Transcribe the records below exactly as they appear.

== == ==

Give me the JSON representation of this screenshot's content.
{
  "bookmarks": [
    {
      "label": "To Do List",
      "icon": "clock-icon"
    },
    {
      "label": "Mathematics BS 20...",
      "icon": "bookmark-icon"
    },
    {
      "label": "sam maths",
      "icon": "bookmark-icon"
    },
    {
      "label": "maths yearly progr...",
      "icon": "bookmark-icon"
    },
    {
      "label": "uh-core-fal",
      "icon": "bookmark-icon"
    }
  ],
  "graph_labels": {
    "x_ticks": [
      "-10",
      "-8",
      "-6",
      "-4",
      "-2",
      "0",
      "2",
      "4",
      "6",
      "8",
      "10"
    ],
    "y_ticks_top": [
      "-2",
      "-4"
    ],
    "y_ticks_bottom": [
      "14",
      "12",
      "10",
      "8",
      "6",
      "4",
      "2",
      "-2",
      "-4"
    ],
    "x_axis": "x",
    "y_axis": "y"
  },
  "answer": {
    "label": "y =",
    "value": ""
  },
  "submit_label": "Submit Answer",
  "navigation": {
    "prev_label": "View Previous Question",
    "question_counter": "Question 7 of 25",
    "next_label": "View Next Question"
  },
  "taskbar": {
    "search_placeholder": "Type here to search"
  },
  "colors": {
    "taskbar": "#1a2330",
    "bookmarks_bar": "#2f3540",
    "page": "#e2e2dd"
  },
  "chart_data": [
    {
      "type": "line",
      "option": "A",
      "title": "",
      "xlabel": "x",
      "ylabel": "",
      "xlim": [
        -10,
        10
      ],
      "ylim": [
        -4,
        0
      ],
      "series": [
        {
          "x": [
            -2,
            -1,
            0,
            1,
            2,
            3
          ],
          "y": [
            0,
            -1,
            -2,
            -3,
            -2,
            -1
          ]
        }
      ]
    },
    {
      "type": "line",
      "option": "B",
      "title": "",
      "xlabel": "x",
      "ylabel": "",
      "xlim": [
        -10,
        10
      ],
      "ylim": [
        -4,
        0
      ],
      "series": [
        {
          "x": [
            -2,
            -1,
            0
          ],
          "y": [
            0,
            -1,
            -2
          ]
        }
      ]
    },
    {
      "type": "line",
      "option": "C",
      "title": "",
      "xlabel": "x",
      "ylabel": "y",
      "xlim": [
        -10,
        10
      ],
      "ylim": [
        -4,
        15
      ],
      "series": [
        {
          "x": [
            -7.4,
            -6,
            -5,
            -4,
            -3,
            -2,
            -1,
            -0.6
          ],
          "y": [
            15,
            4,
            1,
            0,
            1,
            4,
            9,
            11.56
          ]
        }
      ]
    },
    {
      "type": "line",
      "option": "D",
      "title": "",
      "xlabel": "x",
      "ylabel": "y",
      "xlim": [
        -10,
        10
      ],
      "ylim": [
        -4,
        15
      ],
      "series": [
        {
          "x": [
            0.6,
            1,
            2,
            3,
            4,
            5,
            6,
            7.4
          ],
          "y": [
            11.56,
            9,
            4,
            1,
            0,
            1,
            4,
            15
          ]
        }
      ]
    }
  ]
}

== == ==

# TASK ANSWER
Give me the JSON representation of this screenshot's content.
{
  "bookmarks": [
    {
      "label": "To Do List",
      "icon": "clock-icon"
    },
    {
      "label": "Mathematics BS 20...",
      "icon": "bookmark-icon"
    },
    {
      "label": "sam maths",
      "icon": "bookmark-icon"
    },
    {
      "label": "maths yearly progr...",
      "icon": "bookmark-icon"
    },
    {
      "label": "uh-core-fal",
      "icon": "bookmark-icon"
    }
  ],
  "graph_labels": {
    "x_ticks": [
      "-10",
      "-8",
      "-6",
      "-4",
      "-2",
      "0",
      "2",
      "4",
      "6",
      "8",
      "10"
    ],
    "y_ticks_top": [
      "-2",
      "-4"
    ],
    "y_ticks_bottom": [
      "14",
      "12",
      "10",
      "8",
      "6",
      "4",
      "2",
      "-2",
      "-4"
    ],
    "x_axis": "x",
    "y_axis": "y"
  },
  "answer": {
    "label": "y =",
    "value": ""
  },
  "submit_label": "Submit Answer",
  "navigation": {
    "prev_label": "View Previous Question",
    "question_counter": "Question 7 of 25",
    "next_label": "View Next Question"
  },
  "taskbar": {
    "search_placeholder": "Type here to search"
  },
  "colors": {
    "taskbar": "#1a2330",
    "bookmarks_bar": "#2f3540",
    "page": "#e2e2dd"
  },
  "chart_data": [
    {
      "type": "line",
      "option": "A",
      "title": "",
      "xlabel": "x",
      "ylabel": "",
      "xlim": [
        -10,
        10
      ],
      "ylim": [
        -4,
        0
      ],
      "series": [
        {
          "x": [
            -2,
            -1,
            0,
            1,
            2,
            3
          ],
          "y": [
            0,
            -1,
            -2,
            -3,
            -2,
            -1
          ]
        }
      ]
    },
    {
      "type": "line",
      "option": "B",
      "title": "",
      "xlabel": "x",
      "ylabel": "",
      "xlim": [
        -10,
        10
      ],
      "ylim": [
        -4,
        0
      ],
      "series": [
        {
          "x": [
            -2,
            -1,
            0
          ],
          "y": [
            0,
            -1,
            -2
          ]
        }
      ]
    },
    {
      "type": "line",
      "option": "C",
      "title": "",
      "xlabel": "x",
      "ylabel": "y",
      "xlim": [
        -10,
        10
      ],
      "ylim": [
        -4,
        15
      ],
      "series": [
        {
          "x": [
            -7.4,
            -6,
            -5,
            -4,
            -3,
            -2,
            -1,
            -0.6
          ],
          "y": [
            15,
            4,
            1,
            0,
            1,
            4,
            9,
            11.56
          ]
        }
      ]
    },
    {
      "type": "line",
      "option": "D",
      "title": "",
      "xlabel": "x",
      "ylabel": "y",
      "xlim": [
        -10,
        10
      ],
      "ylim": [
        -4,
        15
      ],
      "series": [
        {
          "x": [
            0.6,
            1,
            2,
            3,
            4,
            5,
            6,
            7.4
          ],
          "y": [
            11.56,
            9,
            4,
            1,
            0,
            1,
            4,
            15
          ]
        }
      ]
    }
  ]
}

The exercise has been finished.